#### WRITTEN PROBLEM
Take each line containing "treffen" and report it exactly as written.

#### GIVEN DATA
= = =
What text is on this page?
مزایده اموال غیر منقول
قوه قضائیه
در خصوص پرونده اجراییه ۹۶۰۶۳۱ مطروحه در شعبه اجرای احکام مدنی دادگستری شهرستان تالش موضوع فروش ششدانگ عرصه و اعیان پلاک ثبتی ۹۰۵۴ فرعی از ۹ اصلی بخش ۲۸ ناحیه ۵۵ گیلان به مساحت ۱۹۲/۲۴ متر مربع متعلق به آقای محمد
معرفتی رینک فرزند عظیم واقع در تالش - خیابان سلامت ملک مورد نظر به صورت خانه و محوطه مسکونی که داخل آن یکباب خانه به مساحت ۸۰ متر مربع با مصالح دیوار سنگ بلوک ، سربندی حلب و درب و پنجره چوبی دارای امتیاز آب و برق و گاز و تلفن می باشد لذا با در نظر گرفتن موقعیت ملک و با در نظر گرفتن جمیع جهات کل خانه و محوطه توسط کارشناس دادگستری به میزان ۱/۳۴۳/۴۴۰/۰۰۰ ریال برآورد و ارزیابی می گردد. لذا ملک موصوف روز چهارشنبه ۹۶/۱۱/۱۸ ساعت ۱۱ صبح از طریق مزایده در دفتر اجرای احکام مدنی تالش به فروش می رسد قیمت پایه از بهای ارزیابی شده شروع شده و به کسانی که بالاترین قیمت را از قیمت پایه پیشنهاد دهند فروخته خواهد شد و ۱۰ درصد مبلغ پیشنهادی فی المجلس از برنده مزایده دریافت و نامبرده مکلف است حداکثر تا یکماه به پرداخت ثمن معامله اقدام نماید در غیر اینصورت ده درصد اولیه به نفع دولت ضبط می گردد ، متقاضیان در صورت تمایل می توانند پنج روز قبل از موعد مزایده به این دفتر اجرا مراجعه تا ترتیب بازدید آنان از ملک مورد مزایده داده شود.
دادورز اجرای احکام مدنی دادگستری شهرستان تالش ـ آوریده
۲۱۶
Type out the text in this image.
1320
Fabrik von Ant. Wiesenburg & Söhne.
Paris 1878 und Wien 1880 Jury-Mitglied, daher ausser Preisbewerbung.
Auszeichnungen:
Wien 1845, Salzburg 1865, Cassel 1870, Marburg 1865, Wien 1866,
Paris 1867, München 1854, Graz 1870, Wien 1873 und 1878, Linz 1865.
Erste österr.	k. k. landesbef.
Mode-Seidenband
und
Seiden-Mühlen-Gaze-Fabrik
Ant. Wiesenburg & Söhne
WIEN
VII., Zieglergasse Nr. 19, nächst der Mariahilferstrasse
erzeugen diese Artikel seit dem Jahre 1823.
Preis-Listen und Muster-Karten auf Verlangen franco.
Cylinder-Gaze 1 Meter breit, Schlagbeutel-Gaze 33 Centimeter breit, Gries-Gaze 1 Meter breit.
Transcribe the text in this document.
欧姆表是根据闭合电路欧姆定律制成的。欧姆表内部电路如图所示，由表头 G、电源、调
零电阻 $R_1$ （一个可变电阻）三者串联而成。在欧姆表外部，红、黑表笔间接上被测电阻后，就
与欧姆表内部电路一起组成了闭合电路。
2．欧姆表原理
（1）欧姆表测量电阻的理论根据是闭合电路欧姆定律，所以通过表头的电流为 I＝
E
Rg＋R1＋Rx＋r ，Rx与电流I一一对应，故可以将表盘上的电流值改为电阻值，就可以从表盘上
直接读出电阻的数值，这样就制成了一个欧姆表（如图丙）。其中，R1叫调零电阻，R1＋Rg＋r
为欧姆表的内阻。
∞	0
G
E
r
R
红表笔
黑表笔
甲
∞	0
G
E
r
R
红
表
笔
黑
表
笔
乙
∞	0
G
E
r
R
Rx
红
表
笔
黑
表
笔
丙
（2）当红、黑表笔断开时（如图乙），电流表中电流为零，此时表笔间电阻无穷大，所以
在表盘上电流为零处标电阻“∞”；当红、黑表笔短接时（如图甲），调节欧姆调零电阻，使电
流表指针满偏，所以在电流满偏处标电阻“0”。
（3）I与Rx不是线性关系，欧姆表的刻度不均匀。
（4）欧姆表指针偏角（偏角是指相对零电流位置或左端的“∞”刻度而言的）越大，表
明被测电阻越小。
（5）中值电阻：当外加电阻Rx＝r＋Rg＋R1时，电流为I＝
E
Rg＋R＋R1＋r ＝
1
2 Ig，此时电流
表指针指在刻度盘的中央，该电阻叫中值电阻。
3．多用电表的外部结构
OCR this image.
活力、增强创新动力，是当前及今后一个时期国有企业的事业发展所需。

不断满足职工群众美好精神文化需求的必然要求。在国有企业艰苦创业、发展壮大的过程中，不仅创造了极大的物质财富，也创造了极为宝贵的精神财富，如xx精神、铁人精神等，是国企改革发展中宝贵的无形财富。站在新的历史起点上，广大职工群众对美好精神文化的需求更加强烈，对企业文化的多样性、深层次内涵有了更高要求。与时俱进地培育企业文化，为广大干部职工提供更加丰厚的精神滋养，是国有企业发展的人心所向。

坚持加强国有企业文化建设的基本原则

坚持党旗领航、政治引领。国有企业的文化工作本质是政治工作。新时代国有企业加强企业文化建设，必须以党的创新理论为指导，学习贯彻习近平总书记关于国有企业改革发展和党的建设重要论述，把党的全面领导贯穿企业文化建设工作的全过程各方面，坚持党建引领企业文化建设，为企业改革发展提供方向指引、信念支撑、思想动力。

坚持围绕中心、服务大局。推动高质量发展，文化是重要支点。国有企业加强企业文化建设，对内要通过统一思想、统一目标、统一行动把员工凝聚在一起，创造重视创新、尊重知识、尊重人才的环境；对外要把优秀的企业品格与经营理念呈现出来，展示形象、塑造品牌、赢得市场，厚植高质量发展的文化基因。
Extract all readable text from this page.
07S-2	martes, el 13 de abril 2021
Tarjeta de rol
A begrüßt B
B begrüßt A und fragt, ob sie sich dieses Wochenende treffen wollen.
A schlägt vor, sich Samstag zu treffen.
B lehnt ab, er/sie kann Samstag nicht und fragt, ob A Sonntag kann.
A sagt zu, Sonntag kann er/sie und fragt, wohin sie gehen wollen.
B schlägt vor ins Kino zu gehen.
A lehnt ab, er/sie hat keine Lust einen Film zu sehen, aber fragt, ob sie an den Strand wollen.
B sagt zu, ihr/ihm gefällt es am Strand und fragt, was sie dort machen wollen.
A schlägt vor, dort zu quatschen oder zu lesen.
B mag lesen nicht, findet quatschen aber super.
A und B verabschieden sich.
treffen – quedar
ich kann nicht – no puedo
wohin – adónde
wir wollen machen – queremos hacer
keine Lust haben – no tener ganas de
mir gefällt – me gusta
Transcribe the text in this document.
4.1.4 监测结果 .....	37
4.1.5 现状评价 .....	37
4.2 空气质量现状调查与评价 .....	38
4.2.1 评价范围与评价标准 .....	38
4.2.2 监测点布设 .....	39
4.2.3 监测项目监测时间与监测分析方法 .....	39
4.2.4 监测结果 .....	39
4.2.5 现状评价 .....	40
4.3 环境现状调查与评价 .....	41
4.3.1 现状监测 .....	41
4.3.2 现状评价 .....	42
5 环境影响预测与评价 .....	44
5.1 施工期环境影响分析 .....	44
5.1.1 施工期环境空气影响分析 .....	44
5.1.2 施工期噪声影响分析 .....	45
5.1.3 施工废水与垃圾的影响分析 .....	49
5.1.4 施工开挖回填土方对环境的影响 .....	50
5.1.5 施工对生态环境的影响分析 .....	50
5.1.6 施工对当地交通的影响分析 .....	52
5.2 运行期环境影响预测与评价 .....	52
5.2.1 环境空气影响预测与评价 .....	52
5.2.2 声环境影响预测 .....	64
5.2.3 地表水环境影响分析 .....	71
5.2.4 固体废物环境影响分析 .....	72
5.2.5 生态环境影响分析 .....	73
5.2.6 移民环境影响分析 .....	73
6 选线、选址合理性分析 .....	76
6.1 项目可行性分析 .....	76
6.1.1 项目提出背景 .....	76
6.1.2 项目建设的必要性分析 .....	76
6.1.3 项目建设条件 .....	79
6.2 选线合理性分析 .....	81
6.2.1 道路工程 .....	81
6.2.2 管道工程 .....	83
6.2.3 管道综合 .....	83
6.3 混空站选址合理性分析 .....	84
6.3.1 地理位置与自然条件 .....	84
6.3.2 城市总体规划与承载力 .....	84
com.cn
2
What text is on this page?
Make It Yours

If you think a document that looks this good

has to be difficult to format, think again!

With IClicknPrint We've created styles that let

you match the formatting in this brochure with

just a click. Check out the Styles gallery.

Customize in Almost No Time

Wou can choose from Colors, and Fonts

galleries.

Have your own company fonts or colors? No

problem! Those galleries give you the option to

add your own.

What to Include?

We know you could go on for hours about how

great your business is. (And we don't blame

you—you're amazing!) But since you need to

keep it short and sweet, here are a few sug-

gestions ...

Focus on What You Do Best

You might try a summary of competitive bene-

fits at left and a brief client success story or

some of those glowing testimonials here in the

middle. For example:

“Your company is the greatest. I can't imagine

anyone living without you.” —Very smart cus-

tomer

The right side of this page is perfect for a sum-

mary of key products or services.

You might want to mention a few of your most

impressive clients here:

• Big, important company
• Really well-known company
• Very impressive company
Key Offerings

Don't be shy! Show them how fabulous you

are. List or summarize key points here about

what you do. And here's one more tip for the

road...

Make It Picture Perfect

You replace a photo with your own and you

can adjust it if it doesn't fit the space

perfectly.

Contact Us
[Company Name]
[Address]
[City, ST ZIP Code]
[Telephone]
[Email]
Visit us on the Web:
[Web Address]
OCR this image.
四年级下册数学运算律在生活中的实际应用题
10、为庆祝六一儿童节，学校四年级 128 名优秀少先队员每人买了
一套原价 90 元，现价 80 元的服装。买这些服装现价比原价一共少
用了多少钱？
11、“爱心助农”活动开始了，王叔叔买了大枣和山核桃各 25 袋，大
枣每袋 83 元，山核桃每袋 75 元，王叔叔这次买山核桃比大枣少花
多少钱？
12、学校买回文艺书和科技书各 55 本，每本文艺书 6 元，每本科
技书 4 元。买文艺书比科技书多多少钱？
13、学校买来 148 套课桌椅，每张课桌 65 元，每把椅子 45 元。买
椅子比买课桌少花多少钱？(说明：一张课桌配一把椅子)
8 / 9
= = =
#### EXPECTED ANSWER
B begrüßt A und fragt, ob sie sich dieses Wochenende treffen wollen.
A schlägt vor, sich Samstag zu treffen.
treffen – quedar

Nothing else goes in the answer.